PROBLEM DESCRIPTION »
Copy every line from the data below in which the string "this" can be found.
══ EXCERPTED DATA ══
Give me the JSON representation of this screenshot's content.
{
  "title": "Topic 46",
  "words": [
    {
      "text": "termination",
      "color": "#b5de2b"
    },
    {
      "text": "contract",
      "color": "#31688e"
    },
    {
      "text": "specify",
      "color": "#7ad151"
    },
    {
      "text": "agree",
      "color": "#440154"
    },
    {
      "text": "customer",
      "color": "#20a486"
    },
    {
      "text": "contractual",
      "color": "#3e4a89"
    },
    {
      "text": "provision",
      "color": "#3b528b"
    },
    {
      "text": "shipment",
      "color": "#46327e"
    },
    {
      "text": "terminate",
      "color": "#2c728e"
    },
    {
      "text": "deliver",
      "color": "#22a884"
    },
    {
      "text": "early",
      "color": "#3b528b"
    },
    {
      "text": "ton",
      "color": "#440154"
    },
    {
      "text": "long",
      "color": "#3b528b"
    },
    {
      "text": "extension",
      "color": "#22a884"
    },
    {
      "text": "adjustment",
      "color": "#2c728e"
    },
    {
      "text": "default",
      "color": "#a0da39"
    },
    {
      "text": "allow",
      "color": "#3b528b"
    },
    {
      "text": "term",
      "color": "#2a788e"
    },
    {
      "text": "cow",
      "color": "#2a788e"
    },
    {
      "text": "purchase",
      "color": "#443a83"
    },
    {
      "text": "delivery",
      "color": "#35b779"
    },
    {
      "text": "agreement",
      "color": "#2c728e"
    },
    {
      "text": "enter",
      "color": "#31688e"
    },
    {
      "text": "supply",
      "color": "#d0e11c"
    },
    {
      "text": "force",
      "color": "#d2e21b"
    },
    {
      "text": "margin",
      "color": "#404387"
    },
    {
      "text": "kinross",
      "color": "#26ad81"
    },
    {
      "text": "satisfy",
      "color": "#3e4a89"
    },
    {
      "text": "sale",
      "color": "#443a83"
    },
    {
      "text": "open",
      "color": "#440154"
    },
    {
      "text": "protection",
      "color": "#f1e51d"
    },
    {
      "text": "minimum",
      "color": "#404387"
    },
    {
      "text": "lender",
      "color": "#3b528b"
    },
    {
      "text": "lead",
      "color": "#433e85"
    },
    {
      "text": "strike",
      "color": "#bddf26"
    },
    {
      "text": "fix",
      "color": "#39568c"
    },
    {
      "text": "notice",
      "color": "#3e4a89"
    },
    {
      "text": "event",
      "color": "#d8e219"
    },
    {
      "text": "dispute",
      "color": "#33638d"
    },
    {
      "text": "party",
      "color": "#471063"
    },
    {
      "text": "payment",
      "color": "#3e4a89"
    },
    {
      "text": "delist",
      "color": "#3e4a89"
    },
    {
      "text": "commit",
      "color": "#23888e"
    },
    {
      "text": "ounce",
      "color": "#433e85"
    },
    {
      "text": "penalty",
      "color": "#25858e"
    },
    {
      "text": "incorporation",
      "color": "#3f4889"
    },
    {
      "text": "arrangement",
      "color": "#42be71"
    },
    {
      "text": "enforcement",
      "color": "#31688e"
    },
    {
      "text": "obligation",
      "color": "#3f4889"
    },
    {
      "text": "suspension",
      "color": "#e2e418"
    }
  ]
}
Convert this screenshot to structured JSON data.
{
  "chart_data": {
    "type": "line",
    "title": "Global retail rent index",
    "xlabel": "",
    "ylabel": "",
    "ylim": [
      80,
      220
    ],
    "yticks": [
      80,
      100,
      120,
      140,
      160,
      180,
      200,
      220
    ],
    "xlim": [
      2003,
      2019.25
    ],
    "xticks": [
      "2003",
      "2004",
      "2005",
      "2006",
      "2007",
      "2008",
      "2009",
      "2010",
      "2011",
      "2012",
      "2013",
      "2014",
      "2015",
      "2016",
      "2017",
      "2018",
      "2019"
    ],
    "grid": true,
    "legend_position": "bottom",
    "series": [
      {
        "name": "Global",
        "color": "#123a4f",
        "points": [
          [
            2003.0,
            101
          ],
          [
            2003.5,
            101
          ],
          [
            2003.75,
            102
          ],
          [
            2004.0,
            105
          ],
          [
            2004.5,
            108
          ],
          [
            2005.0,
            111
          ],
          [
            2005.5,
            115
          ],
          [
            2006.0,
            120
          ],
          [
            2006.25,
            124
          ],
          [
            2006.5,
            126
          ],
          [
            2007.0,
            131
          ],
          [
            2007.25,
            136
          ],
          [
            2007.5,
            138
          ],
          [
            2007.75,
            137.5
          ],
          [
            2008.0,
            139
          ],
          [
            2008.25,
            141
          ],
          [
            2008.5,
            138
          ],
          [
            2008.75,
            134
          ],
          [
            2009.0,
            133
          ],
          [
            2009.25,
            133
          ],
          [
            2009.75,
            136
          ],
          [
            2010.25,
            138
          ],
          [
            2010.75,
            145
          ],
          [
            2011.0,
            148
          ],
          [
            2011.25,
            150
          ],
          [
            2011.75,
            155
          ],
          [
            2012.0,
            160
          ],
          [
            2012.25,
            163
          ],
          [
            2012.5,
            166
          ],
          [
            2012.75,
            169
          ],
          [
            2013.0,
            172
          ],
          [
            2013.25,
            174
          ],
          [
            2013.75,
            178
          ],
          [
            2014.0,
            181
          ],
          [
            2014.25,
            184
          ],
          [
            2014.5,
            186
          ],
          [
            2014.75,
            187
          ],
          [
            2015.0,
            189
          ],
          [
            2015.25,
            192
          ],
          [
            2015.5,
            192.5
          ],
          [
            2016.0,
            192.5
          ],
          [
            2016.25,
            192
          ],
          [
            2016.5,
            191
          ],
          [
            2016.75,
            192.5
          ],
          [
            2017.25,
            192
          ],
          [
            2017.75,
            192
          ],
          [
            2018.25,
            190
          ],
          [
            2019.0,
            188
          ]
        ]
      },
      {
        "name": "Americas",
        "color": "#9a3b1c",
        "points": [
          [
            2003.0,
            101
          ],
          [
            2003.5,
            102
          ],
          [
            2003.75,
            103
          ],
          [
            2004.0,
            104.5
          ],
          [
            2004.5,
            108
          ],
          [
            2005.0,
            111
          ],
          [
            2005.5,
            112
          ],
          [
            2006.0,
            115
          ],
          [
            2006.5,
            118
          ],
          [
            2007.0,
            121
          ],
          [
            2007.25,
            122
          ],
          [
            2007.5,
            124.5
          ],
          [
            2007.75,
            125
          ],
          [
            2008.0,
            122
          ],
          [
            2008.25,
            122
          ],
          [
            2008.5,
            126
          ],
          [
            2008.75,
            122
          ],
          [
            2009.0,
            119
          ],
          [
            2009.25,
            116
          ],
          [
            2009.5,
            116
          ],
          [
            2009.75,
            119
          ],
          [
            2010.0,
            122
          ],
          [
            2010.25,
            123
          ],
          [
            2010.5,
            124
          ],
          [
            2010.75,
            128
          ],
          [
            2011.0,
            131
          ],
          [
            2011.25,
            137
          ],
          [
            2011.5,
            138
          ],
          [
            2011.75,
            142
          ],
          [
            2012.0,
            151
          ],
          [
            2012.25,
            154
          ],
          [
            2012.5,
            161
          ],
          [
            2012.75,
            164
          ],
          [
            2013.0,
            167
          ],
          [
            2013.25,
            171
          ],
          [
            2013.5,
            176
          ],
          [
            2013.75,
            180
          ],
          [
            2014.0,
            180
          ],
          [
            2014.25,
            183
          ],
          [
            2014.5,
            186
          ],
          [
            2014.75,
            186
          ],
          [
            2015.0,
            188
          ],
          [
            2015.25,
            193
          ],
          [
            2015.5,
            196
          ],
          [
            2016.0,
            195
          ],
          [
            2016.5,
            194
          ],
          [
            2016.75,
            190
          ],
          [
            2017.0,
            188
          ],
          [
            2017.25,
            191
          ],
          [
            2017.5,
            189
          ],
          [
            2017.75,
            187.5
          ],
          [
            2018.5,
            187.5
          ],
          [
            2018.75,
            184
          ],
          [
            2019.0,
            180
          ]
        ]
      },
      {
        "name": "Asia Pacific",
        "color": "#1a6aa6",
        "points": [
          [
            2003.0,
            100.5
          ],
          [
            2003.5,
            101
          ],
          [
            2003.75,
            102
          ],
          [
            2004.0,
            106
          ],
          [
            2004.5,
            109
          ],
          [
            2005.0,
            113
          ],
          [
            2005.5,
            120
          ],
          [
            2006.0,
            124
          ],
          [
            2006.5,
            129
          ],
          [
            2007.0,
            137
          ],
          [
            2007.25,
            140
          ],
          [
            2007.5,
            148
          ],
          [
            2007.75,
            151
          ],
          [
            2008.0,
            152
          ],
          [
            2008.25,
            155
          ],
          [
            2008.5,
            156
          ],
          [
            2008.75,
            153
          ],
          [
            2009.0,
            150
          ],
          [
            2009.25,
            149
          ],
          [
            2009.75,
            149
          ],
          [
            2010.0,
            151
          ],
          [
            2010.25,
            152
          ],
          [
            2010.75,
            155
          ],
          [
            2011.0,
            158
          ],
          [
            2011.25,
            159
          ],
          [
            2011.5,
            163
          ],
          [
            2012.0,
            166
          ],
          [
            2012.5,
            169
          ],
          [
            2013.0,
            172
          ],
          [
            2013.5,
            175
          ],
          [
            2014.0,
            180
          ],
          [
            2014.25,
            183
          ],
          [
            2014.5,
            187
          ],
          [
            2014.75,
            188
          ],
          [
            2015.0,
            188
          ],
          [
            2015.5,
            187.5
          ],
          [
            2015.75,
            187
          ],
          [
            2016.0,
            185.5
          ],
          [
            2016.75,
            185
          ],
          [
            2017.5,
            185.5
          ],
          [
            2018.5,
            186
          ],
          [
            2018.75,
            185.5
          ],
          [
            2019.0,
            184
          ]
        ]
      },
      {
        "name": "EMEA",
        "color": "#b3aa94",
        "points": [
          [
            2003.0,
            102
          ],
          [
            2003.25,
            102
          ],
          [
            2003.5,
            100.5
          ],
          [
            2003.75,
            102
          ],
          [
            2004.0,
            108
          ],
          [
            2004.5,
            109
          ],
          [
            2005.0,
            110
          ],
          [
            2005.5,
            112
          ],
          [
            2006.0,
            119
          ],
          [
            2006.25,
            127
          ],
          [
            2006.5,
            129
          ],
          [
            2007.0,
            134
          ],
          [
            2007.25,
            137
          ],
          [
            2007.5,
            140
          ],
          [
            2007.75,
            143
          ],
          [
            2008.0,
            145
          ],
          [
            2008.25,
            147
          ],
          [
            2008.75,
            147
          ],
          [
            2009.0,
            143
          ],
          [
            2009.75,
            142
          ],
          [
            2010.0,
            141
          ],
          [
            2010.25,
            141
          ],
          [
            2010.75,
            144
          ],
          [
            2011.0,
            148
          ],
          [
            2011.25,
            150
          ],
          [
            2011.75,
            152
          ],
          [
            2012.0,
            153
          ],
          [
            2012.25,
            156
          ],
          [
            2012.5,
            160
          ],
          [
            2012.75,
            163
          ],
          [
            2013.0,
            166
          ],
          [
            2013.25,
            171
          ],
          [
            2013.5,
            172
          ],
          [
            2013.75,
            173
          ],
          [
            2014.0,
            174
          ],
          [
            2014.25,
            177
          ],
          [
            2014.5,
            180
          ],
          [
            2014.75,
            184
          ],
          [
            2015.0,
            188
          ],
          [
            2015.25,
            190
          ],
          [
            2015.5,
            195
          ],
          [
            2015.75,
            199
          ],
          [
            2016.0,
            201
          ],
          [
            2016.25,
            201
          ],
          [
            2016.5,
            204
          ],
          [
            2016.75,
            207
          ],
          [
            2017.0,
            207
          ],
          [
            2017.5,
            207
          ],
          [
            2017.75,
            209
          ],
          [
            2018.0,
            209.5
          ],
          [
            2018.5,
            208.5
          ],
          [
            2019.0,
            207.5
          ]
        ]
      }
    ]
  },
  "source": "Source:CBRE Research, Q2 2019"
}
═══
FINISHED EXERCISE »
Give me the JSON representation of this screenshot's content.
Convert this screenshot to structured JSON data.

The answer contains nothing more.